• **What the task asks**:
Restate all of the entries verbatim.

◆ ◆ ◆

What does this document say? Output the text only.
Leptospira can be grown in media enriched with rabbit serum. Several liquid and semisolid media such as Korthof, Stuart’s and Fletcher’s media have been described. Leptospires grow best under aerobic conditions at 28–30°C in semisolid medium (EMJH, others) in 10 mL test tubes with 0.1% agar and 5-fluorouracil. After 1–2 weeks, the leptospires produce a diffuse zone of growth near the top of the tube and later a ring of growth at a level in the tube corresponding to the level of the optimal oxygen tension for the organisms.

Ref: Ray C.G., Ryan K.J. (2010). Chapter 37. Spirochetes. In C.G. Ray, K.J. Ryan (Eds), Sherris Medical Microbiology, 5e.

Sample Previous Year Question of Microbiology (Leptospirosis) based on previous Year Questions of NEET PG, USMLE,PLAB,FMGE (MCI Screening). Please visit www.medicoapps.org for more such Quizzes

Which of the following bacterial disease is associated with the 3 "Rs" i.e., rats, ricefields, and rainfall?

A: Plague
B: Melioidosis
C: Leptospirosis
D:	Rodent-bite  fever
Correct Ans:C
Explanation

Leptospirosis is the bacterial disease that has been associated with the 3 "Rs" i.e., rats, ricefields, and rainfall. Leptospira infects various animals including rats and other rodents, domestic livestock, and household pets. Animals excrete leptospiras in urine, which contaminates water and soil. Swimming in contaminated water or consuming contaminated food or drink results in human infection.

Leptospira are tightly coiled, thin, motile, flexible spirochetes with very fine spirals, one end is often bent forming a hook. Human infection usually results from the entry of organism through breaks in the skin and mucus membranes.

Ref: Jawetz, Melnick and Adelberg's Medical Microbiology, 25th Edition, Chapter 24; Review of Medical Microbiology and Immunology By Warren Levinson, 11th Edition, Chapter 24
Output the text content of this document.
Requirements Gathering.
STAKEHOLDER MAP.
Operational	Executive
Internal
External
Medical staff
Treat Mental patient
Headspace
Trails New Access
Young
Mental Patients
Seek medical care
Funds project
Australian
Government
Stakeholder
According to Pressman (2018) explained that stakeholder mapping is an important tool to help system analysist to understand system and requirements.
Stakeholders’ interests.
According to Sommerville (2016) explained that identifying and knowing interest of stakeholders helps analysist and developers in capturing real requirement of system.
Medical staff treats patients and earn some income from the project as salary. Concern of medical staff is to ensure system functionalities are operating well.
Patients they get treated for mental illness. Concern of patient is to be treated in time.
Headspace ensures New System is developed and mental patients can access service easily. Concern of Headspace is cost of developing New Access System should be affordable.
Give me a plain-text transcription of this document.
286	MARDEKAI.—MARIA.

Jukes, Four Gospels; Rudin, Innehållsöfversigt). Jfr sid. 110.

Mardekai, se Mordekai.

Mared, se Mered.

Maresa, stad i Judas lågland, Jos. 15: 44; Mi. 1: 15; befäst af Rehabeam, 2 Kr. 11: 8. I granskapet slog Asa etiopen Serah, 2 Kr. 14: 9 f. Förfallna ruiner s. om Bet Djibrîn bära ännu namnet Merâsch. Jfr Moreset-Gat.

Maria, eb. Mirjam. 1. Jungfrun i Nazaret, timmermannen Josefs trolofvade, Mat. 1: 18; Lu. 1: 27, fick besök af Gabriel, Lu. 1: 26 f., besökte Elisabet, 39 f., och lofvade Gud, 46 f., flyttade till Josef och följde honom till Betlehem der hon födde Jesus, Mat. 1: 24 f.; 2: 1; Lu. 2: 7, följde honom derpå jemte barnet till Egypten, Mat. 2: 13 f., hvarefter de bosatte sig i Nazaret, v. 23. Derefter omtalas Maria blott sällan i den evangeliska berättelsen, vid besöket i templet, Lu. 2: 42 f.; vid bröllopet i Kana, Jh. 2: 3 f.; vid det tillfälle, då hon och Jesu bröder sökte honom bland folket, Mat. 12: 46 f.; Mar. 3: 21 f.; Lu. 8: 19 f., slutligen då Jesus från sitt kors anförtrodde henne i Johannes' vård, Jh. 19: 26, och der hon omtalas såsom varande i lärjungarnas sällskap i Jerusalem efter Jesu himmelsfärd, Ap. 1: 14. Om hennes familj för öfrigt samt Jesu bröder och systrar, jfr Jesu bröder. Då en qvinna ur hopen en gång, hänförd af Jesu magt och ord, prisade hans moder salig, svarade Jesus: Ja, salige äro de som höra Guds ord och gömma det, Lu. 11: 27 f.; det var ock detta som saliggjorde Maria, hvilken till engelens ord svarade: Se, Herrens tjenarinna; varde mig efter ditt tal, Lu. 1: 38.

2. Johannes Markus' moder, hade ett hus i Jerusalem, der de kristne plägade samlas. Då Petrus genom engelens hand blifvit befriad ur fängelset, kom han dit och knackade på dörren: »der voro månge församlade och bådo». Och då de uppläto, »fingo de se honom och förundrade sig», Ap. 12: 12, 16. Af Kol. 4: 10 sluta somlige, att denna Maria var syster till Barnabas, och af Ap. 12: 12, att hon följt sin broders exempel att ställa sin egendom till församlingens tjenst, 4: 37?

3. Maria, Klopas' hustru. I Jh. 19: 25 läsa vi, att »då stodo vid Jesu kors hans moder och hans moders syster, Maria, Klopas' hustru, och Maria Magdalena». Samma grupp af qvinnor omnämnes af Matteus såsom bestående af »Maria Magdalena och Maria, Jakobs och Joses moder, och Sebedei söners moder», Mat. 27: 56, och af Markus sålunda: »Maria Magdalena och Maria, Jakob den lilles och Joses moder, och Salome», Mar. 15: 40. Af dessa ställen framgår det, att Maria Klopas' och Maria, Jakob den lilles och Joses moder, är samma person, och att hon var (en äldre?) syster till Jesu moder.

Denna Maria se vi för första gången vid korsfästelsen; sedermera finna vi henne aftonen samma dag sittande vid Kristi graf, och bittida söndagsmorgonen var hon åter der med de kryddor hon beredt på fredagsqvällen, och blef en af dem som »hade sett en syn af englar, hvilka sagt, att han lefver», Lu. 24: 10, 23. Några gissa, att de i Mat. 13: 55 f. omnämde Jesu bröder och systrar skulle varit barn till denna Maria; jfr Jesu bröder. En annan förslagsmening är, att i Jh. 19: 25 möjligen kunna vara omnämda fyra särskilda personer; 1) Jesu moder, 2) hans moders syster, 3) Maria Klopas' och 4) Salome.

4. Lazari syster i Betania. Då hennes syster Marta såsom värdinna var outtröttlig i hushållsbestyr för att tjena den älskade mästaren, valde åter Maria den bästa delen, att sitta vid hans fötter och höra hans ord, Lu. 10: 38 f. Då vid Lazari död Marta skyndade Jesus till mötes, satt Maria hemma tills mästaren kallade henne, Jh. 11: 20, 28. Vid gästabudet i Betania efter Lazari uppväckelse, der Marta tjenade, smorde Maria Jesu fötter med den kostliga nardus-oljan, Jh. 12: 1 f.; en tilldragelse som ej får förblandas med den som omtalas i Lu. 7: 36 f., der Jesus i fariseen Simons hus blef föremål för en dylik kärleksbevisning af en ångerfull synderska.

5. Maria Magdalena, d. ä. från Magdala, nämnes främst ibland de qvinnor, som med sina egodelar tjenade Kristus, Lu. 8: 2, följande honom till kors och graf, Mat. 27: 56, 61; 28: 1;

◆ ◆ ◆

• **Answer for the task**:
What does this document say? Output the text only.
Leptospira can be grown in media enriched with rabbit serum. Several liquid and semisolid media such as Korthof, Stuart’s and Fletcher’s media have been described. Leptospires grow best under aerobic conditions at 28–30°C in semisolid medium (EMJH, others) in 10 mL test tubes with 0.1% agar and 5-fluorouracil. After 1–2 weeks, the leptospires produce a diffuse zone of growth near the top of the tube and later a ring of growth at a level in the tube corresponding to the level of the optimal oxygen tension for the organisms.

Ref: Ray C.G., Ryan K.J. (2010). Chapter 37. Spirochetes. In C.G. Ray, K.J. Ryan (Eds), Sherris Medical Microbiology, 5e.

Sample Previous Year Question of Microbiology (Leptospirosis) based on previous Year Questions of NEET PG, USMLE,PLAB,FMGE (MCI Screening). Please visit www.medicoapps.org for more such Quizzes

Which of the following bacterial disease is associated with the 3 "Rs" i.e., rats, ricefields, and rainfall?

A: Plague
B: Melioidosis
C: Leptospirosis
D:	Rodent-bite  fever
Correct Ans:C
Explanation

Leptospirosis is the bacterial disease that has been associated with the 3 "Rs" i.e., rats, ricefields, and rainfall. Leptospira infects various animals including rats and other rodents, domestic livestock, and household pets. Animals excrete leptospiras in urine, which contaminates water and soil. Swimming in contaminated water or consuming contaminated food or drink results in human infection.

Leptospira are tightly coiled, thin, motile, flexible spirochetes with very fine spirals, one end is often bent forming a hook. Human infection usually results from the entry of organism through breaks in the skin and mucus membranes.

Ref: Jawetz, Melnick and Adelberg's Medical Microbiology, 25th Edition, Chapter 24; Review of Medical Microbiology and Immunology By Warren Levinson, 11th Edition, Chapter 24
Output the text content of this document.
Requirements Gathering.
STAKEHOLDER MAP.
Operational	Executive
Internal
External
Medical staff
Treat Mental patient
Headspace
Trails New Access
Young
Mental Patients
Seek medical care
Funds project
Australian
Government
Stakeholder
According to Pressman (2018) explained that stakeholder mapping is an important tool to help system analysist to understand system and requirements.
Stakeholders’ interests.
According to Sommerville (2016) explained that identifying and knowing interest of stakeholders helps analysist and developers in capturing real requirement of system.
Medical staff treats patients and earn some income from the project as salary. Concern of medical staff is to ensure system functionalities are operating well.
Patients they get treated for mental illness. Concern of patient is to be treated in time.
Headspace ensures New System is developed and mental patients can access service easily. Concern of Headspace is cost of developing New Access System should be affordable.
Give me a plain-text transcription of this document.
286	MARDEKAI.—MARIA.

Jukes, Four Gospels; Rudin, Innehållsöfversigt). Jfr sid. 110.

Mardekai, se Mordekai.

Mared, se Mered.

Maresa, stad i Judas lågland, Jos. 15: 44; Mi. 1: 15; befäst af Rehabeam, 2 Kr. 11: 8. I granskapet slog Asa etiopen Serah, 2 Kr. 14: 9 f. Förfallna ruiner s. om Bet Djibrîn bära ännu namnet Merâsch. Jfr Moreset-Gat.

Maria, eb. Mirjam. 1. Jungfrun i Nazaret, timmermannen Josefs trolofvade, Mat. 1: 18; Lu. 1: 27, fick besök af Gabriel, Lu. 1: 26 f., besökte Elisabet, 39 f., och lofvade Gud, 46 f., flyttade till Josef och följde honom till Betlehem der hon födde Jesus, Mat. 1: 24 f.; 2: 1; Lu. 2: 7, följde honom derpå jemte barnet till Egypten, Mat. 2: 13 f., hvarefter de bosatte sig i Nazaret, v. 23. Derefter omtalas Maria blott sällan i den evangeliska berättelsen, vid besöket i templet, Lu. 2: 42 f.; vid bröllopet i Kana, Jh. 2: 3 f.; vid det tillfälle, då hon och Jesu bröder sökte honom bland folket, Mat. 12: 46 f.; Mar. 3: 21 f.; Lu. 8: 19 f., slutligen då Jesus från sitt kors anförtrodde henne i Johannes' vård, Jh. 19: 26, och der hon omtalas såsom varande i lärjungarnas sällskap i Jerusalem efter Jesu himmelsfärd, Ap. 1: 14. Om hennes familj för öfrigt samt Jesu bröder och systrar, jfr Jesu bröder. Då en qvinna ur hopen en gång, hänförd af Jesu magt och ord, prisade hans moder salig, svarade Jesus: Ja, salige äro de som höra Guds ord och gömma det, Lu. 11: 27 f.; det var ock detta som saliggjorde Maria, hvilken till engelens ord svarade: Se, Herrens tjenarinna; varde mig efter ditt tal, Lu. 1: 38.

2. Johannes Markus' moder, hade ett hus i Jerusalem, der de kristne plägade samlas. Då Petrus genom engelens hand blifvit befriad ur fängelset, kom han dit och knackade på dörren: »der voro månge församlade och bådo». Och då de uppläto, »fingo de se honom och förundrade sig», Ap. 12: 12, 16. Af Kol. 4: 10 sluta somlige, att denna Maria var syster till Barnabas, och af Ap. 12: 12, att hon följt sin broders exempel att ställa sin egendom till församlingens tjenst, 4: 37?

3. Maria, Klopas' hustru. I Jh. 19: 25 läsa vi, att »då stodo vid Jesu kors hans moder och hans moders syster, Maria, Klopas' hustru, och Maria Magdalena». Samma grupp af qvinnor omnämnes af Matteus såsom bestående af »Maria Magdalena och Maria, Jakobs och Joses moder, och Sebedei söners moder», Mat. 27: 56, och af Markus sålunda: »Maria Magdalena och Maria, Jakob den lilles och Joses moder, och Salome», Mar. 15: 40. Af dessa ställen framgår det, att Maria Klopas' och Maria, Jakob den lilles och Joses moder, är samma person, och att hon var (en äldre?) syster till Jesu moder.

Denna Maria se vi för första gången vid korsfästelsen; sedermera finna vi henne aftonen samma dag sittande vid Kristi graf, och bittida söndagsmorgonen var hon åter der med de kryddor hon beredt på fredagsqvällen, och blef en af dem som »hade sett en syn af englar, hvilka sagt, att han lefver», Lu. 24: 10, 23. Några gissa, att de i Mat. 13: 55 f. omnämde Jesu bröder och systrar skulle varit barn till denna Maria; jfr Jesu bröder. En annan förslagsmening är, att i Jh. 19: 25 möjligen kunna vara omnämda fyra särskilda personer; 1) Jesu moder, 2) hans moders syster, 3) Maria Klopas' och 4) Salome.

4. Lazari syster i Betania. Då hennes syster Marta såsom värdinna var outtröttlig i hushållsbestyr för att tjena den älskade mästaren, valde åter Maria den bästa delen, att sitta vid hans fötter och höra hans ord, Lu. 10: 38 f. Då vid Lazari död Marta skyndade Jesus till mötes, satt Maria hemma tills mästaren kallade henne, Jh. 11: 20, 28. Vid gästabudet i Betania efter Lazari uppväckelse, der Marta tjenade, smorde Maria Jesu fötter med den kostliga nardus-oljan, Jh. 12: 1 f.; en tilldragelse som ej får förblandas med den som omtalas i Lu. 7: 36 f., der Jesus i fariseen Simons hus blef föremål för en dylik kärleksbevisning af en ångerfull synderska.

5. Maria Magdalena, d. ä. från Magdala, nämnes främst ibland de qvinnor, som med sina egodelar tjenade Kristus, Lu. 8: 2, följande honom till kors och graf, Mat. 27: 56, 61; 28: 1;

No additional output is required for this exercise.